STORED RECORDS —
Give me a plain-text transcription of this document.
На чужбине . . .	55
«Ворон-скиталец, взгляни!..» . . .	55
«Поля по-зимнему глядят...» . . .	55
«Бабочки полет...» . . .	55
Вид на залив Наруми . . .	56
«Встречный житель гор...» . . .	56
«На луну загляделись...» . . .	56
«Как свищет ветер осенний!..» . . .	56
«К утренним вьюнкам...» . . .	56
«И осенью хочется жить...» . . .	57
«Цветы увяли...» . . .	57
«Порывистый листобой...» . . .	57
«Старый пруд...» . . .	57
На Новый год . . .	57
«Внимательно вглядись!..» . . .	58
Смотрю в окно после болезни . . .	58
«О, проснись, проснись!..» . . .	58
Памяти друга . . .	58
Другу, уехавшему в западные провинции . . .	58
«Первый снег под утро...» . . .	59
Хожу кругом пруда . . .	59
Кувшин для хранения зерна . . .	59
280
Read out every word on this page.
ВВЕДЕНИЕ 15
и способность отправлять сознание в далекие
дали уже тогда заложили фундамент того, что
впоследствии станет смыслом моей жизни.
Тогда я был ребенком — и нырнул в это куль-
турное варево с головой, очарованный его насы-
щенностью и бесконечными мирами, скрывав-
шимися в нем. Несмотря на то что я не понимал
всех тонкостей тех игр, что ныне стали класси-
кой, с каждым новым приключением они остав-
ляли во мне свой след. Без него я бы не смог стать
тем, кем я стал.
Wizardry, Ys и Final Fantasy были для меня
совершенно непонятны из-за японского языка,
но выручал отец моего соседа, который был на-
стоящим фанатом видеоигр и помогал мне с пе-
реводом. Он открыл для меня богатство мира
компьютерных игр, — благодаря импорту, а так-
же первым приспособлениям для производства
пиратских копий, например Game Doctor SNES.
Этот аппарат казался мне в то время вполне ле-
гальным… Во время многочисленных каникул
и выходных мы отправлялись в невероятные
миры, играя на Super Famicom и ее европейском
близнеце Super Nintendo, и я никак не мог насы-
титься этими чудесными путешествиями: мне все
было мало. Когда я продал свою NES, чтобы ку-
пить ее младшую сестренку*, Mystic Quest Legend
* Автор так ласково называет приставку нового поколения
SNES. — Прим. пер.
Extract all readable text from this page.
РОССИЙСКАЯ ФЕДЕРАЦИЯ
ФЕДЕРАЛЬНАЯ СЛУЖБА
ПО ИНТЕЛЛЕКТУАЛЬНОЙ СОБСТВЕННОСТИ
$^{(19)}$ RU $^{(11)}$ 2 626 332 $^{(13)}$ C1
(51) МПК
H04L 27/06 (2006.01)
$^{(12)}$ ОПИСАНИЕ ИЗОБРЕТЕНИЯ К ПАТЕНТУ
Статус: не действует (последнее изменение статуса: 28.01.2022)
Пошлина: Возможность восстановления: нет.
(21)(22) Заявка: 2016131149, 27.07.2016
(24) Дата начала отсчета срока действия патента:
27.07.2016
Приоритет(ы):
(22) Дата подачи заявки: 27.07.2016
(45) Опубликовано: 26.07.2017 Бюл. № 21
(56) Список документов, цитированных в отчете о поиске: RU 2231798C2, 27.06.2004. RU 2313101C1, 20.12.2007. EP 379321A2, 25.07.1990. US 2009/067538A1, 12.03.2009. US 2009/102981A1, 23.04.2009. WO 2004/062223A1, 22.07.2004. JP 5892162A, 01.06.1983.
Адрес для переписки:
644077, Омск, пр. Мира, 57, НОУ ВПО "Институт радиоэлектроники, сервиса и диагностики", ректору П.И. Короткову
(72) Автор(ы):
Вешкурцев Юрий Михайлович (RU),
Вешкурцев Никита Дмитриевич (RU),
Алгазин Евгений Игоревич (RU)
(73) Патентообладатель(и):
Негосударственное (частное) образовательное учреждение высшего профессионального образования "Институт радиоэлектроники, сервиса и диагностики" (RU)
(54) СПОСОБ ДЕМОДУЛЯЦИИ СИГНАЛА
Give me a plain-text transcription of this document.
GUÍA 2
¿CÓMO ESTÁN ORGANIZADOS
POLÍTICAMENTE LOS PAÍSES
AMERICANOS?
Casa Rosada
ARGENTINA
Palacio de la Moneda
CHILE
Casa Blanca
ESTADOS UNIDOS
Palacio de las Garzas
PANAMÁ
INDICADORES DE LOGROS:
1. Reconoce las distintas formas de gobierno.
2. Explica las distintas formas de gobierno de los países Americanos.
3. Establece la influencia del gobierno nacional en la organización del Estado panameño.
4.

PROBLEM STATEMENT —
Exactly reproduce all of the entries.

FULL OUTPUT —
Give me a plain-text transcription of this document.
На чужбине . . .	55
«Ворон-скиталец, взгляни!..» . . .	55
«Поля по-зимнему глядят...» . . .	55
«Бабочки полет...» . . .	55
Вид на залив Наруми . . .	56
«Встречный житель гор...» . . .	56
«На луну загляделись...» . . .	56
«Как свищет ветер осенний!..» . . .	56
«К утренним вьюнкам...» . . .	56
«И осенью хочется жить...» . . .	57
«Цветы увяли...» . . .	57
«Порывистый листобой...» . . .	57
«Старый пруд...» . . .	57
На Новый год . . .	57
«Внимательно вглядись!..» . . .	58
Смотрю в окно после болезни . . .	58
«О, проснись, проснись!..» . . .	58
Памяти друга . . .	58
Другу, уехавшему в западные провинции . . .	58
«Первый снег под утро...» . . .	59
Хожу кругом пруда . . .	59
Кувшин для хранения зерна . . .	59
280
Read out every word on this page.
ВВЕДЕНИЕ 15
и способность отправлять сознание в далекие
дали уже тогда заложили фундамент того, что
впоследствии станет смыслом моей жизни.
Тогда я был ребенком — и нырнул в это куль-
турное варево с головой, очарованный его насы-
щенностью и бесконечными мирами, скрывав-
шимися в нем. Несмотря на то что я не понимал
всех тонкостей тех игр, что ныне стали класси-
кой, с каждым новым приключением они остав-
ляли во мне свой след. Без него я бы не смог стать
тем, кем я стал.
Wizardry, Ys и Final Fantasy были для меня
совершенно непонятны из-за японского языка,
но выручал отец моего соседа, который был на-
стоящим фанатом видеоигр и помогал мне с пе-
реводом. Он открыл для меня богатство мира
компьютерных игр, — благодаря импорту, а так-
же первым приспособлениям для производства
пиратских копий, например Game Doctor SNES.
Этот аппарат казался мне в то время вполне ле-
гальным… Во время многочисленных каникул
и выходных мы отправлялись в невероятные
миры, играя на Super Famicom и ее европейском
близнеце Super Nintendo, и я никак не мог насы-
титься этими чудесными путешествиями: мне все
было мало. Когда я продал свою NES, чтобы ку-
пить ее младшую сестренку*, Mystic Quest Legend
* Автор так ласково называет приставку нового поколения
SNES. — Прим. пер.
Extract all readable text from this page.
РОССИЙСКАЯ ФЕДЕРАЦИЯ
ФЕДЕРАЛЬНАЯ СЛУЖБА
ПО ИНТЕЛЛЕКТУАЛЬНОЙ СОБСТВЕННОСТИ
$^{(19)}$ RU $^{(11)}$ 2 626 332 $^{(13)}$ C1
(51) МПК
H04L 27/06 (2006.01)
$^{(12)}$ ОПИСАНИЕ ИЗОБРЕТЕНИЯ К ПАТЕНТУ
Статус: не действует (последнее изменение статуса: 28.01.2022)
Пошлина: Возможность восстановления: нет.
(21)(22) Заявка: 2016131149, 27.07.2016
(24) Дата начала отсчета срока действия патента:
27.07.2016
Приоритет(ы):
(22) Дата подачи заявки: 27.07.2016
(45) Опубликовано: 26.07.2017 Бюл. № 21
(56) Список документов, цитированных в отчете о поиске: RU 2231798C2, 27.06.2004. RU 2313101C1, 20.12.2007. EP 379321A2, 25.07.1990. US 2009/067538A1, 12.03.2009. US 2009/102981A1, 23.04.2009. WO 2004/062223A1, 22.07.2004. JP 5892162A, 01.06.1983.
Адрес для переписки:
644077, Омск, пр. Мира, 57, НОУ ВПО "Институт радиоэлектроники, сервиса и диагностики", ректору П.И. Короткову
(72) Автор(ы):
Вешкурцев Юрий Михайлович (RU),
Вешкурцев Никита Дмитриевич (RU),
Алгазин Евгений Игоревич (RU)
(73) Патентообладатель(и):
Негосударственное (частное) образовательное учреждение высшего профессионального образования "Институт радиоэлектроники, сервиса и диагностики" (RU)
(54) СПОСОБ ДЕМОДУЛЯЦИИ СИГНАЛА
Give me a plain-text transcription of this document.
GUÍA 2
¿CÓMO ESTÁN ORGANIZADOS
POLÍTICAMENTE LOS PAÍSES
AMERICANOS?
Casa Rosada
ARGENTINA
Palacio de la Moneda
CHILE
Casa Blanca
ESTADOS UNIDOS
Palacio de las Garzas
PANAMÁ
INDICADORES DE LOGROS:
1. Reconoce las distintas formas de gobierno.
2. Explica las distintas formas de gobierno de los países Americanos.
3. Establece la influencia del gobierno nacional en la organización del Estado panameño.
4.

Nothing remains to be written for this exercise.